Stored entries
****
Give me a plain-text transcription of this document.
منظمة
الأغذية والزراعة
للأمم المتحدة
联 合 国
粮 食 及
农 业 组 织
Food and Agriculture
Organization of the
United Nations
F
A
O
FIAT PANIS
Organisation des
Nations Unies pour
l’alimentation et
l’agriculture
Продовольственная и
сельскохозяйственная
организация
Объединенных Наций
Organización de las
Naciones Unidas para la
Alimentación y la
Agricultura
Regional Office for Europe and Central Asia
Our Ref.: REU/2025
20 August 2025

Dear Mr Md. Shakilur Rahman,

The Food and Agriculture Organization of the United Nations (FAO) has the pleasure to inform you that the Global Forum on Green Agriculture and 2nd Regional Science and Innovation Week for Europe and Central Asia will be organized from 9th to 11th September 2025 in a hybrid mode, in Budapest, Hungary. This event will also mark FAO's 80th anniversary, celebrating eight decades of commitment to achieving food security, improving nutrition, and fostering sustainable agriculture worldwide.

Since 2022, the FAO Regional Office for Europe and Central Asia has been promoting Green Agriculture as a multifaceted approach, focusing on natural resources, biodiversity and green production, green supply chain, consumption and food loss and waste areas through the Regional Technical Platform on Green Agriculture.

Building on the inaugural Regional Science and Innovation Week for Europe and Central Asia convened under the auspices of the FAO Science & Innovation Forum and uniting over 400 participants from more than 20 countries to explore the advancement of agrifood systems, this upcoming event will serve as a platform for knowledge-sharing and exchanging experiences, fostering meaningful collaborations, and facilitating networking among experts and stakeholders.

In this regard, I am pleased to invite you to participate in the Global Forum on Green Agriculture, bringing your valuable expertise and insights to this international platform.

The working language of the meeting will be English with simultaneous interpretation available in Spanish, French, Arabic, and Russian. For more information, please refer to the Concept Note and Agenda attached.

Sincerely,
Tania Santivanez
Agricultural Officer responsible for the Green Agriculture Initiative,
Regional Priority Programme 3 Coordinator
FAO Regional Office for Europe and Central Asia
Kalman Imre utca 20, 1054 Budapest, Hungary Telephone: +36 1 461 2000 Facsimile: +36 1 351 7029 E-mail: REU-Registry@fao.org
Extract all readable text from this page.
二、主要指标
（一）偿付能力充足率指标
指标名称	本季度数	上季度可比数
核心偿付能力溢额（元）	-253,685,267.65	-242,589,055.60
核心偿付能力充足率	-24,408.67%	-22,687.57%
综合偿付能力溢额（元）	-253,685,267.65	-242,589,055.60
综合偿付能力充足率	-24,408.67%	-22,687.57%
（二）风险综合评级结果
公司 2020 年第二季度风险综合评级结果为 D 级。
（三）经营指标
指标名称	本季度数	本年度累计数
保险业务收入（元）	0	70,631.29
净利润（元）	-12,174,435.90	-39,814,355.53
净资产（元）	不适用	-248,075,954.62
****
== Task description ==
Emit the records above again, exactly, with no line skipped.

== Complete answer ==
Give me a plain-text transcription of this document.
منظمة
الأغذية والزراعة
للأمم المتحدة
联 合 国
粮 食 及
农 业 组 织
Food and Agriculture
Organization of the
United Nations
F
A
O
FIAT PANIS
Organisation des
Nations Unies pour
l’alimentation et
l’agriculture
Продовольственная и
сельскохозяйственная
организация
Объединенных Наций
Organización de las
Naciones Unidas para la
Alimentación y la
Agricultura
Regional Office for Europe and Central Asia
Our Ref.: REU/2025
20 August 2025

Dear Mr Md. Shakilur Rahman,

The Food and Agriculture Organization of the United Nations (FAO) has the pleasure to inform you that the Global Forum on Green Agriculture and 2nd Regional Science and Innovation Week for Europe and Central Asia will be organized from 9th to 11th September 2025 in a hybrid mode, in Budapest, Hungary. This event will also mark FAO's 80th anniversary, celebrating eight decades of commitment to achieving food security, improving nutrition, and fostering sustainable agriculture worldwide.

Since 2022, the FAO Regional Office for Europe and Central Asia has been promoting Green Agriculture as a multifaceted approach, focusing on natural resources, biodiversity and green production, green supply chain, consumption and food loss and waste areas through the Regional Technical Platform on Green Agriculture.

Building on the inaugural Regional Science and Innovation Week for Europe and Central Asia convened under the auspices of the FAO Science & Innovation Forum and uniting over 400 participants from more than 20 countries to explore the advancement of agrifood systems, this upcoming event will serve as a platform for knowledge-sharing and exchanging experiences, fostering meaningful collaborations, and facilitating networking among experts and stakeholders.

In this regard, I am pleased to invite you to participate in the Global Forum on Green Agriculture, bringing your valuable expertise and insights to this international platform.

The working language of the meeting will be English with simultaneous interpretation available in Spanish, French, Arabic, and Russian. For more information, please refer to the Concept Note and Agenda attached.

Sincerely,
Tania Santivanez
Agricultural Officer responsible for the Green Agriculture Initiative,
Regional Priority Programme 3 Coordinator
FAO Regional Office for Europe and Central Asia
Kalman Imre utca 20, 1054 Budapest, Hungary Telephone: +36 1 461 2000 Facsimile: +36 1 351 7029 E-mail: REU-Registry@fao.org
Extract all readable text from this page.
二、主要指标
（一）偿付能力充足率指标
指标名称	本季度数	上季度可比数
核心偿付能力溢额（元）	-253,685,267.65	-242,589,055.60
核心偿付能力充足率	-24,408.67%	-22,687.57%
综合偿付能力溢额（元）	-253,685,267.65	-242,589,055.60
综合偿付能力充足率	-24,408.67%	-22,687.57%
（二）风险综合评级结果
公司 2020 年第二季度风险综合评级结果为 D 级。
（三）经营指标
指标名称	本季度数	本年度累计数
保险业务收入（元）	0	70,631.29
净利润（元）	-12,174,435.90	-39,814,355.53
净资产（元）	不适用	-248,075,954.62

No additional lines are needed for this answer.